§ **DIRECTIONS FOR THIS TASK**
Look through the data below and return each line where "which" appears.

§ **DATASET CONTENT**
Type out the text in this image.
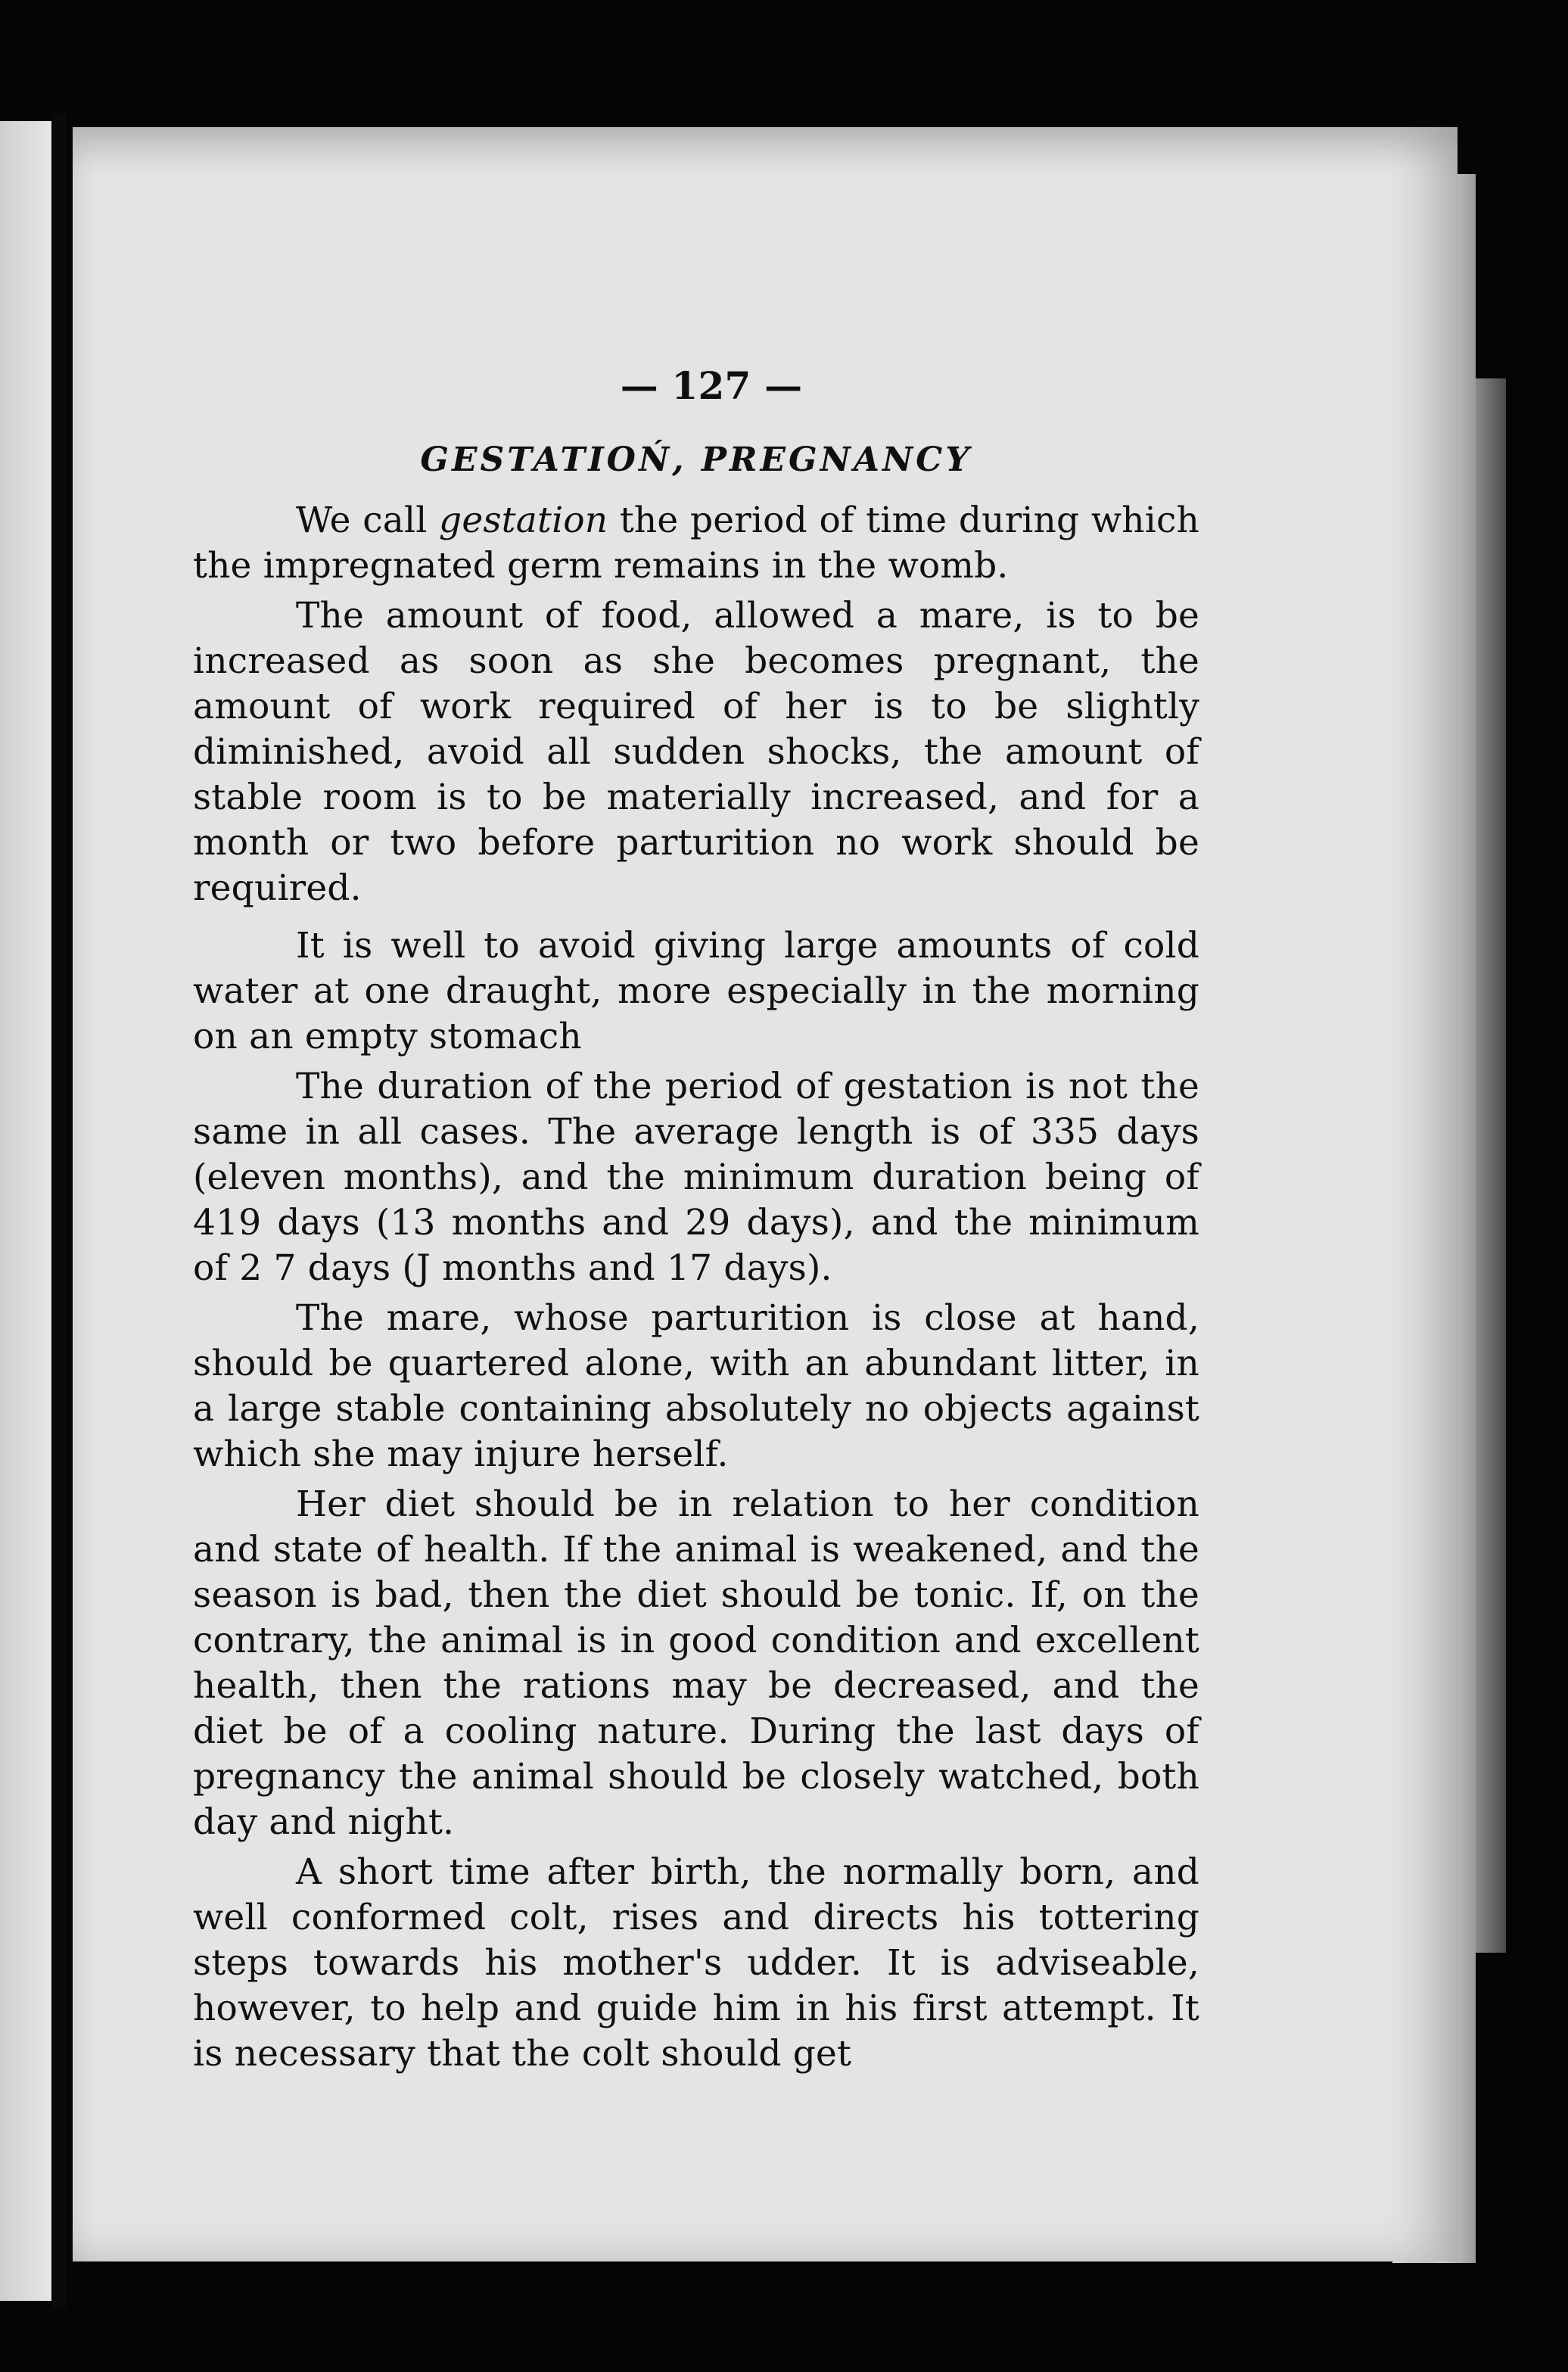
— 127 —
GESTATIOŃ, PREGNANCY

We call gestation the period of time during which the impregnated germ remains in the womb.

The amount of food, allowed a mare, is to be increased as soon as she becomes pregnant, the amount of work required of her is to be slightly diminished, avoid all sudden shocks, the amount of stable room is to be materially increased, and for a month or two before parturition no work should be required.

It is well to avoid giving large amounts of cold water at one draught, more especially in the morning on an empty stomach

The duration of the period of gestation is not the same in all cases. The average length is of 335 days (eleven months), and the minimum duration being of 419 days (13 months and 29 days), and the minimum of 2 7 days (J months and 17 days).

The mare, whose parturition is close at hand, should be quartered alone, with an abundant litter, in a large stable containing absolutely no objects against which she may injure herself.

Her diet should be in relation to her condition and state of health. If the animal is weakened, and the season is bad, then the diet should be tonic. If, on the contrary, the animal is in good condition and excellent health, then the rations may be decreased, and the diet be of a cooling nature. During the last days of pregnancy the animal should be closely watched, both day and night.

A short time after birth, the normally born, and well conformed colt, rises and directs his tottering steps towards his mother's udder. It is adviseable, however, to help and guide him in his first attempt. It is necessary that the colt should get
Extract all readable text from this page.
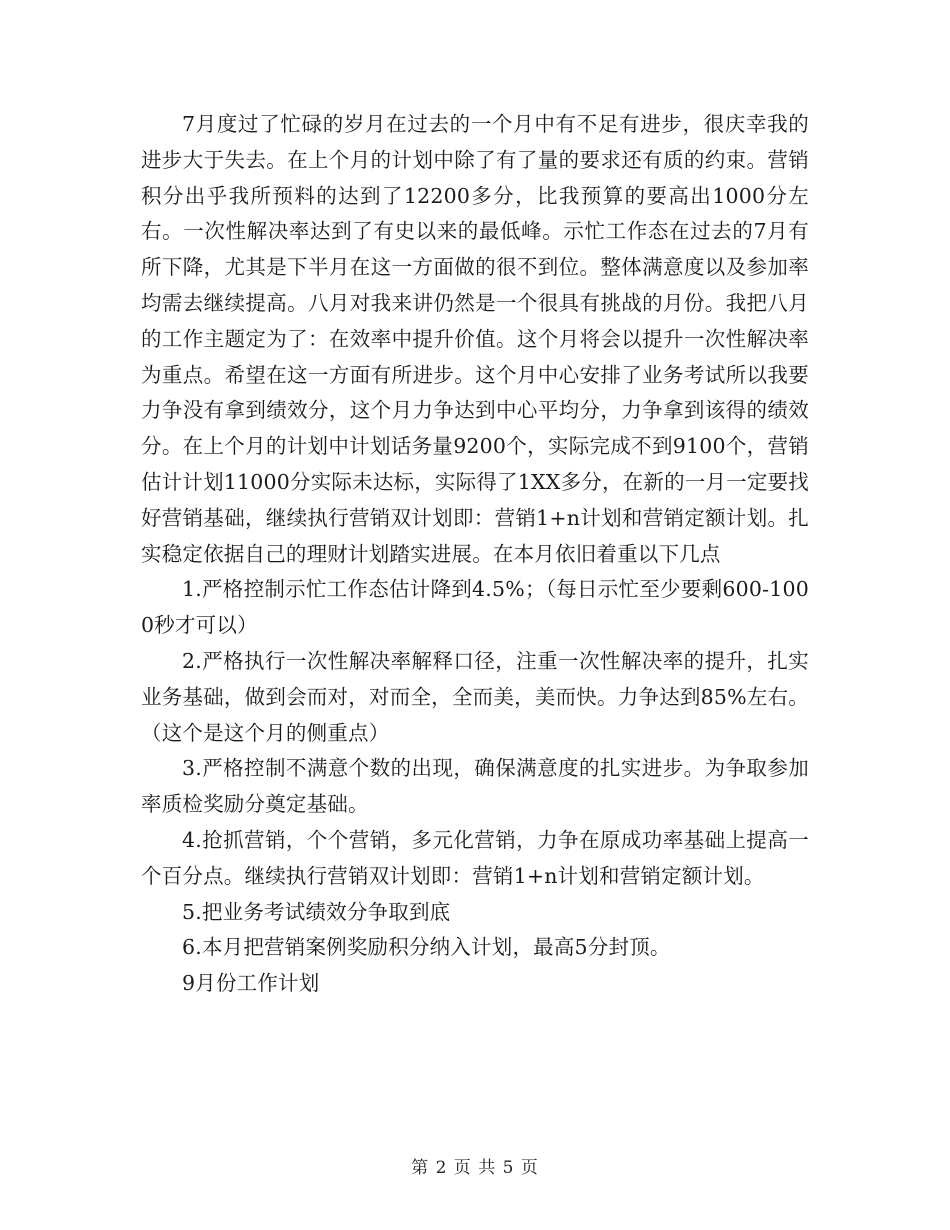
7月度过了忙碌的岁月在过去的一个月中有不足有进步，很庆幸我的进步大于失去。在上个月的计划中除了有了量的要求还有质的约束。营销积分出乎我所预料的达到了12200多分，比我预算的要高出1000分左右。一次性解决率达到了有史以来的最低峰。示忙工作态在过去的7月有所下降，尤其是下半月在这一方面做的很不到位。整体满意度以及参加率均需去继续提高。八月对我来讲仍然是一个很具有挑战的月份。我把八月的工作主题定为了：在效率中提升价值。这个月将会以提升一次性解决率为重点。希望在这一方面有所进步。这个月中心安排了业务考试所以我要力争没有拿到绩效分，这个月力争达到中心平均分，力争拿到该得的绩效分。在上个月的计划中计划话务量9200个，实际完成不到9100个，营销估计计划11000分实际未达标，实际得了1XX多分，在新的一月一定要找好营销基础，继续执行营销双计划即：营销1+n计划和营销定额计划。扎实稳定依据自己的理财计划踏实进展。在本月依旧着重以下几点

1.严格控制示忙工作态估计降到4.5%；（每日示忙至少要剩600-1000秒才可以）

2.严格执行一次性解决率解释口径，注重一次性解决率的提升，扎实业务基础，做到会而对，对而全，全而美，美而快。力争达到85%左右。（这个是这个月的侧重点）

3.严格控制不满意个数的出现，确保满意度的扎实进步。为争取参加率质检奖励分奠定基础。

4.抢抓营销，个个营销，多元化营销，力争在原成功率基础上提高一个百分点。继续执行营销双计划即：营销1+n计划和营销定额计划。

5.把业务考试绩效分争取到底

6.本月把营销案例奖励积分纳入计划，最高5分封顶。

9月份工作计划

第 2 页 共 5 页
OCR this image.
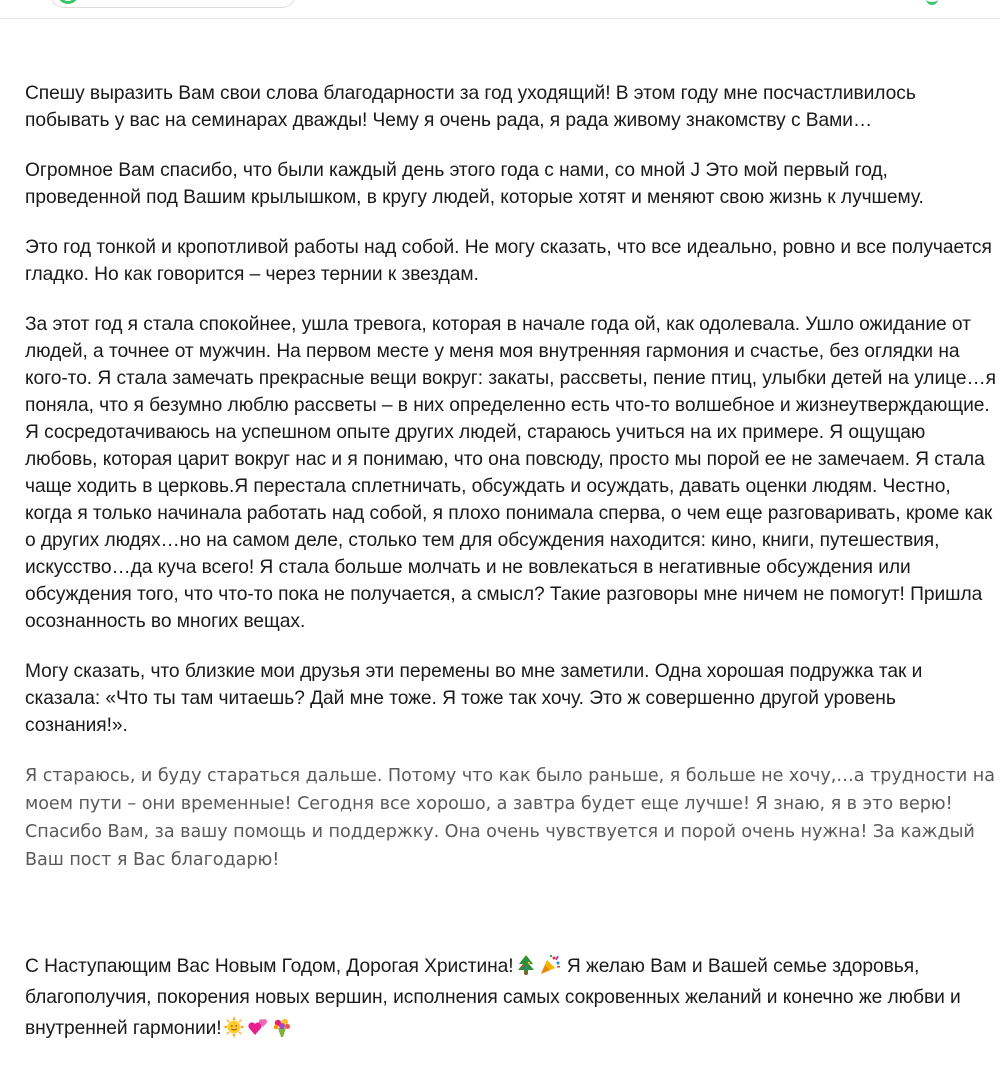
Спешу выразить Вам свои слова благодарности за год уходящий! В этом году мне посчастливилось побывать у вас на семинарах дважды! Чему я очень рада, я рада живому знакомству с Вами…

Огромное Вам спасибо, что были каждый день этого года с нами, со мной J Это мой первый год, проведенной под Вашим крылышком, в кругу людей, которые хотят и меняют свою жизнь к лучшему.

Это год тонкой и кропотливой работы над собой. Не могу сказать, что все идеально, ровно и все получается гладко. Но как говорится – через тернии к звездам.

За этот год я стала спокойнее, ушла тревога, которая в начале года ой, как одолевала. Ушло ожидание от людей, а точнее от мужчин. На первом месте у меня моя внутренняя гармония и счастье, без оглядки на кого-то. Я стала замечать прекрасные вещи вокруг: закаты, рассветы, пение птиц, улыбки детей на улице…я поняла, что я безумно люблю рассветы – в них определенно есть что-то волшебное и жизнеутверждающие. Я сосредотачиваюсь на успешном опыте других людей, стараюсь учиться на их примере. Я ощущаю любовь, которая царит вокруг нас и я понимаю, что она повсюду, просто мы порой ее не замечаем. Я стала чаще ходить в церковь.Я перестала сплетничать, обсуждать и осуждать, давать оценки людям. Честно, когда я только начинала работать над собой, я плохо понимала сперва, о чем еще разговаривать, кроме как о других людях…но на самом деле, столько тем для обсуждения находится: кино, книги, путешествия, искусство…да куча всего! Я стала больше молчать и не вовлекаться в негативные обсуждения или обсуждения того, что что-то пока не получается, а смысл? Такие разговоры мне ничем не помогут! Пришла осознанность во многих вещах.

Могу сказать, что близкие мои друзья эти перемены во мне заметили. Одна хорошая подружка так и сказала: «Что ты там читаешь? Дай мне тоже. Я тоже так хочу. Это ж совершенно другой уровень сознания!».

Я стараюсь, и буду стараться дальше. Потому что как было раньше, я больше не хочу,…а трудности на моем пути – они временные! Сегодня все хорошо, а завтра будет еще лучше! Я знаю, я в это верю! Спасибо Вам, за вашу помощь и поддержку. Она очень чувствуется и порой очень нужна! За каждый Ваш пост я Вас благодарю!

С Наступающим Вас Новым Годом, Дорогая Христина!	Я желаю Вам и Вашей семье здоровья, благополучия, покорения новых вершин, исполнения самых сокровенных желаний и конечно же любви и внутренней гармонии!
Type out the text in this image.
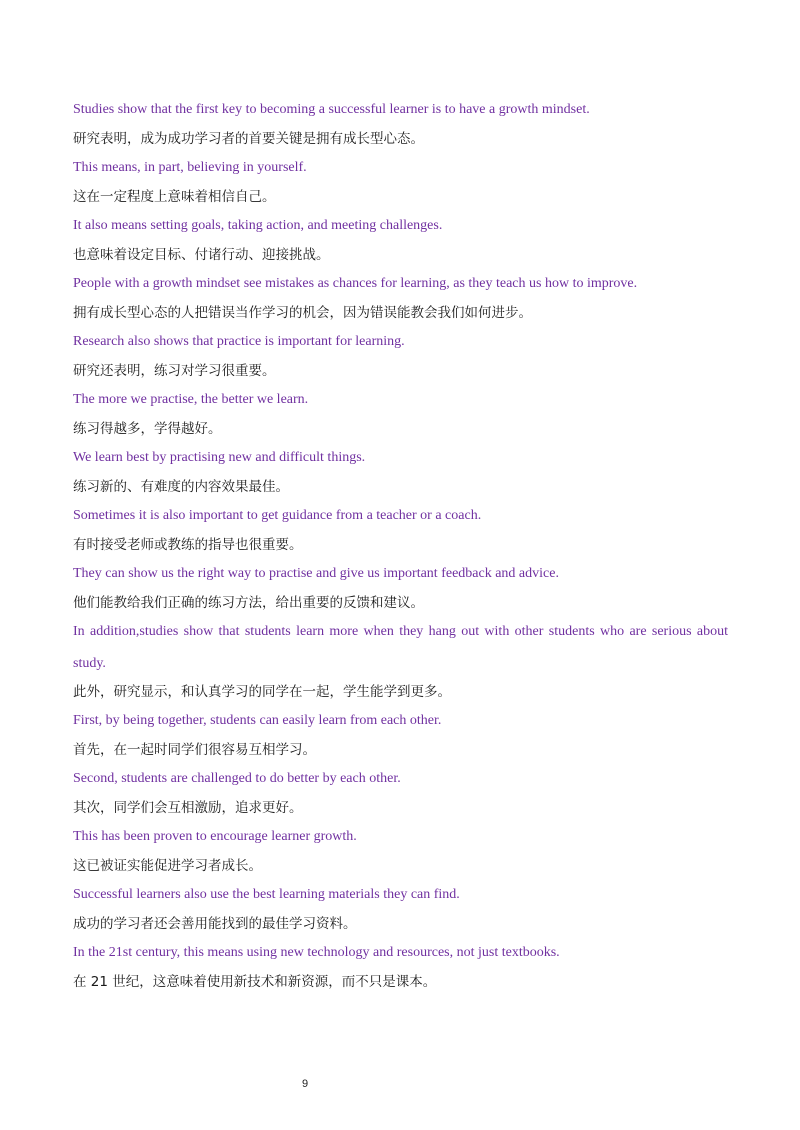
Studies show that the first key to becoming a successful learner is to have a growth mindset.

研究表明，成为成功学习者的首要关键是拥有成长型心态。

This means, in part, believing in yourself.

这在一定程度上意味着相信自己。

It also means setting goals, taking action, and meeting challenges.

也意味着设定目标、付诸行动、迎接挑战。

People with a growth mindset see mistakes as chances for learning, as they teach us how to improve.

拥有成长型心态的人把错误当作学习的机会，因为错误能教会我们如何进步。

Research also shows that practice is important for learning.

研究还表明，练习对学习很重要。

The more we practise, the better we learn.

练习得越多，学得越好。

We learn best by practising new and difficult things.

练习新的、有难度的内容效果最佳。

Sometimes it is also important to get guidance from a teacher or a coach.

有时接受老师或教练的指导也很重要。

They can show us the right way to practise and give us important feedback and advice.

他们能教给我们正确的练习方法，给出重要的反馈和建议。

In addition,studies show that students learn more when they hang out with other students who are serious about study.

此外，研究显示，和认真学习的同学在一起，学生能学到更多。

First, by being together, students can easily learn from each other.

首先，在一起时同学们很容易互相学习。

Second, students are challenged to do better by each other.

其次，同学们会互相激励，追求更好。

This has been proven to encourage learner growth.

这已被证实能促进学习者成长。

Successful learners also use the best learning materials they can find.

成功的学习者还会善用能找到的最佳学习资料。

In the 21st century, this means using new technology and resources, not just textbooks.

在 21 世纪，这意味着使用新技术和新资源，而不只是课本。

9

§ **SOLVED PROBLEM**
We call gestation the period of time during which the impregnated germ remains in the womb.
The mare, whose parturition is close at hand, should be quartered alone, with an abundant litter, in a large stable containing absolutely no objects against which she may injure herself.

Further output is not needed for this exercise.